● Consigne
Recopiez mot pour mot le passage du texte sur la conférence qui va de « Trois chercheurs de » jusqu'à « également été constitués. ».

● Extrait du document
####

14e Conférence internationale sur l’histoire des sciences en Asie orientale

Par Catherine Jami, Caroline Bodolec et Frédéric Obringer de l'UMR Chine, Corée, Japon

La 14e Conférence internationale sur l’histoire des sciences en Asie orientale s’est tenue du 6 au 10 juillet 2015 à Paris au 105 boulevard Raspail. Elle a été organisée sous les auspices de l’EHESS et en lien avec la Société internationale pour l’histoire des sciences, des techniques et de la médecine en Asie orientale (ISHEASTM).

La 14th ICHSEA faisait partie d’un cycle de colloques internationaux qui se sont tenus en Europe, en Asie orientale et en Amérique depuis 1990. Elle a rassemblé près de 400 chercheurs et enseignants-chercheurs venus de vingt-deux pays pour présenter et discuter leurs recherches les plus récentes sur l’histoire des sciences, des techniques et de la médecine en Asie orientale. Parmi eux, on comptait plus de 60 participants appartenant à des institutions françaises. C’est dire que cet événement de portée mondiale a trouvé l’écho local qu’il méritait. Comportant 317 communications, la 14th ICHSEA a été la plus grande réunion internationale dans l’histoire de ce domaine de recherche, avec des collègues venant de 22 pays. La langue de la conférence était l’anglais, seule langue commune à tous les participants, dont une majorité venait de l’Asie orientale1.

Trois chercheurs de l’UMR 8173 Chine, Corée, Japon l’ont organisée, Catherine Jami, Frédéric Obringer et Caroline Bodolec. Les trois organisateurs ont été soutenus tout au long de l’organisation par l’ensemble du laboratoire — qui avait fait de cette conférence l’un des points forts de son programme quinquennal 2014-2018 —, sur le plan matériel comme sur le plan scientifique. Un comité international du programme, un comité local d’organisation et un comité de parrainage scientifique ont également été constitués.

####

● Données brutes
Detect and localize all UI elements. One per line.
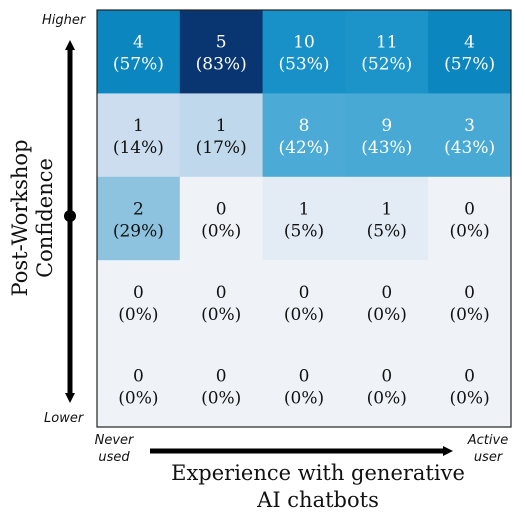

####

● Réponse
Trois chercheurs de l’UMR 8173 Chine, Corée, Japon l’ont organisée, Catherine Jami, Frédéric Obringer et Caroline Bodolec. Les trois organisateurs ont été soutenus tout au long de l’organisation par l’ensemble du laboratoire — qui avait fait de cette conférence l’un des points forts de son programme quinquennal 2014-2018 —, sur le plan matériel comme sur le plan scientifique. Un comité international du programme, un comité local d’organisation et un comité de parrainage scientifique ont également été constitués.